Direction
Copy every line of the records below that holds the word "name".

Records from a collection
━━━━━━━━━━

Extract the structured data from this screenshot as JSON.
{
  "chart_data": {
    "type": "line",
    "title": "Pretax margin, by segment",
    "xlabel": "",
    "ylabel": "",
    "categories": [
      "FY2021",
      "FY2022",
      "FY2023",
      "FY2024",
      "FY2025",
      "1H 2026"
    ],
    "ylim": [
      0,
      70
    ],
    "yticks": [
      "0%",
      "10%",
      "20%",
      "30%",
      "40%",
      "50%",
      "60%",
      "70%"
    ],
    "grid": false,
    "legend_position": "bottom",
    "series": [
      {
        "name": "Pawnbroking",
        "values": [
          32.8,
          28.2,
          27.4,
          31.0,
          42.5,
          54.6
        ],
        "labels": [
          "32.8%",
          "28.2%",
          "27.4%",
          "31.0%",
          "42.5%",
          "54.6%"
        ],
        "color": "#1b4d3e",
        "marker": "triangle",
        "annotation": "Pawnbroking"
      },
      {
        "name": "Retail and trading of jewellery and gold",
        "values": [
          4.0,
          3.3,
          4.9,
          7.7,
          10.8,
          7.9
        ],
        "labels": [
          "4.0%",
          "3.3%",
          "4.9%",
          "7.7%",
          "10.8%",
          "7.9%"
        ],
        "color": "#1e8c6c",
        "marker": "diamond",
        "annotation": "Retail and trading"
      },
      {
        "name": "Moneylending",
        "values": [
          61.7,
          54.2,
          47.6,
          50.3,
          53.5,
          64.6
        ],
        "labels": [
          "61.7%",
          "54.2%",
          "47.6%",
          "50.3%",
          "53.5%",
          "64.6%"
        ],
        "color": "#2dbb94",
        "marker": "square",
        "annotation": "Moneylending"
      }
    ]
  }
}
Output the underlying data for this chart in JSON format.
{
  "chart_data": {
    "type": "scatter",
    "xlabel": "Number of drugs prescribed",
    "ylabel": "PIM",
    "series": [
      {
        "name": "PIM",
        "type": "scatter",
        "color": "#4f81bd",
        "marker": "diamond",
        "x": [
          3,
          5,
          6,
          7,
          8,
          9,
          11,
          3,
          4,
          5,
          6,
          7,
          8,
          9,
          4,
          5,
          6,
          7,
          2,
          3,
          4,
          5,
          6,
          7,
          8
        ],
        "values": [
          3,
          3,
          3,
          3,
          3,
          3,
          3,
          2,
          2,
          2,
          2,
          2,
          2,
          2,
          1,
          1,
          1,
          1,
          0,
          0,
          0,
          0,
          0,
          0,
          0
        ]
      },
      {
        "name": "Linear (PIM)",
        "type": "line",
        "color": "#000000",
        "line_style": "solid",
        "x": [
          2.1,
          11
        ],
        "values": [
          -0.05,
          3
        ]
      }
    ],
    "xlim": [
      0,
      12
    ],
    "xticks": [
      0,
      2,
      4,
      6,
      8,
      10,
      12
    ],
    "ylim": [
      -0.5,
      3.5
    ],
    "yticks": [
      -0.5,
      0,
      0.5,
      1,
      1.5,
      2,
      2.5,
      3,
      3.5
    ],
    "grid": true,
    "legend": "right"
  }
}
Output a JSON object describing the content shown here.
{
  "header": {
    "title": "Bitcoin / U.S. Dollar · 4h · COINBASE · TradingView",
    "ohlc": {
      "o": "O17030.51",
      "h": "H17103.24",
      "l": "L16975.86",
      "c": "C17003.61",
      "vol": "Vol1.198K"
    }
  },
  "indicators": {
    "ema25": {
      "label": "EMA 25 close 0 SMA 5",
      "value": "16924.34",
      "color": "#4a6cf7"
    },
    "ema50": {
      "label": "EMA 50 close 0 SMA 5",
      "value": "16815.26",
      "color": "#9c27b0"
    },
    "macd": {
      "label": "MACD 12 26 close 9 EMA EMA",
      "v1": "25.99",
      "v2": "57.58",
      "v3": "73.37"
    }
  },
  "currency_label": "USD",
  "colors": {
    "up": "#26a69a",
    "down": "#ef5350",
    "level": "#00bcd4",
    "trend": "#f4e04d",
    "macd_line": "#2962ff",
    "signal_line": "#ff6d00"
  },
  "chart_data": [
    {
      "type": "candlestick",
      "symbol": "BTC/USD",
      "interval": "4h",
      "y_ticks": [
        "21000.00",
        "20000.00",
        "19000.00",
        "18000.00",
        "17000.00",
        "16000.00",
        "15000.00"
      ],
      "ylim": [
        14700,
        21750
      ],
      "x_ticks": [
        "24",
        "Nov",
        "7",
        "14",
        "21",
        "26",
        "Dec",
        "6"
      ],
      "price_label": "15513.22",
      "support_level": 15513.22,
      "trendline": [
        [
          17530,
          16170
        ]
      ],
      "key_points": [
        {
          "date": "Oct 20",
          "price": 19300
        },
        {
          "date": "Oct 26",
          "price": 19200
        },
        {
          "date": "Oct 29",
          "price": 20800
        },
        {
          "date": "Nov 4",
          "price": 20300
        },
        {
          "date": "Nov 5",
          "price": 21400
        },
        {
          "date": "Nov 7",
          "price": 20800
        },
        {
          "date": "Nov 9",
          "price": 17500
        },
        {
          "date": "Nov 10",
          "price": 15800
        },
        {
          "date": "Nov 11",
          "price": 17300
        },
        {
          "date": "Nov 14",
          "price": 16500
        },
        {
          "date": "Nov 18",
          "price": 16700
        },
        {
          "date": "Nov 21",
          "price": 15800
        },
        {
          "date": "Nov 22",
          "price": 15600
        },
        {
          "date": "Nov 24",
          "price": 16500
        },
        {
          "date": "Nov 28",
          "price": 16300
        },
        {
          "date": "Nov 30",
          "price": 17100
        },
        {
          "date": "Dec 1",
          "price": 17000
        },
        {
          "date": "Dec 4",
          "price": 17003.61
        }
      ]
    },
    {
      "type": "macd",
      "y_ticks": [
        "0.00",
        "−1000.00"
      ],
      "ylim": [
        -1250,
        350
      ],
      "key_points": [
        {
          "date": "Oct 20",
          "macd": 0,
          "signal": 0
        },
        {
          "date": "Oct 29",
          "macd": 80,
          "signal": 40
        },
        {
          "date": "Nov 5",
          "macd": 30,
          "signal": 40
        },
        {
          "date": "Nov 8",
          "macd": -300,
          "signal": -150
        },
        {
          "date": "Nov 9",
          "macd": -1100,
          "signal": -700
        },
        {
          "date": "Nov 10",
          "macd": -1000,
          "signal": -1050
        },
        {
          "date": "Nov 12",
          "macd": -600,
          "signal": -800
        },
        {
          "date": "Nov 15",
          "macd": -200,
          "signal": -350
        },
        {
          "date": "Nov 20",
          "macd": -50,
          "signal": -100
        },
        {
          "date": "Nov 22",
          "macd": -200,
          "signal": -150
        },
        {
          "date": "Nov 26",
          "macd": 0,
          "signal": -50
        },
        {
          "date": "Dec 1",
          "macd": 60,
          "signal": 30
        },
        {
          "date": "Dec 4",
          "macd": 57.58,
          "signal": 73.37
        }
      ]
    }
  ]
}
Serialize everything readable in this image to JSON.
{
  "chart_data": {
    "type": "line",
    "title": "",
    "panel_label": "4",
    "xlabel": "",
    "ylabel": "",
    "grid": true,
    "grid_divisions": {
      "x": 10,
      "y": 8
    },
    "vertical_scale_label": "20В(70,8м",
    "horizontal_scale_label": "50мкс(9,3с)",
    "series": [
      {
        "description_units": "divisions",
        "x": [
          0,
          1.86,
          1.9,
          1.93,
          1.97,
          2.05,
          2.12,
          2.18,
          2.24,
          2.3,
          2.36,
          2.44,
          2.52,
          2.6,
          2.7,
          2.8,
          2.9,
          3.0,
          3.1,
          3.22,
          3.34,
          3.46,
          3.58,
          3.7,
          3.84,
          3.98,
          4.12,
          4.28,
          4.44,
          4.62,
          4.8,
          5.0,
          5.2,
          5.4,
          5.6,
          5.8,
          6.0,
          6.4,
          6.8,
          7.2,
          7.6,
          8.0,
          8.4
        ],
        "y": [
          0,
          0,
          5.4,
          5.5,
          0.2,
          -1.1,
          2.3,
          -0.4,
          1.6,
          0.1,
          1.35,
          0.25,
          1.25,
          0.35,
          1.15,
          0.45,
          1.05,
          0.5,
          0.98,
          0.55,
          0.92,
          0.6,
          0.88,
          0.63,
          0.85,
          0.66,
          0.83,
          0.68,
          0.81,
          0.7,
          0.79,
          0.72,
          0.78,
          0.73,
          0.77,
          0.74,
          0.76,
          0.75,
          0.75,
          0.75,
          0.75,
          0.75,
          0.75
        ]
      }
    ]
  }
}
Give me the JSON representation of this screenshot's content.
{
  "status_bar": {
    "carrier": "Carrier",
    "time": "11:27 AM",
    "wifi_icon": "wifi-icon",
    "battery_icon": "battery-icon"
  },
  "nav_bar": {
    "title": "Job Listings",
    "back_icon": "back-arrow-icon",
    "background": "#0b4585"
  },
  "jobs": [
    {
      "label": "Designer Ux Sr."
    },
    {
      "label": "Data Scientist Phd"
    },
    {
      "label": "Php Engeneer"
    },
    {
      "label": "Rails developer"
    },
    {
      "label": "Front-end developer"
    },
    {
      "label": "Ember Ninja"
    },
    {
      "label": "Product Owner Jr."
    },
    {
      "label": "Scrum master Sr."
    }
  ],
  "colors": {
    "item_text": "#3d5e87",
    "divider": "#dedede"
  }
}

━━━━━━━━━━

The reply
        "name": "Pawnbroking",
        "name": "Retail and trading of jewellery and gold",
        "name": "Moneylending",
        "name": "PIM",
        "name": "Linear (PIM)",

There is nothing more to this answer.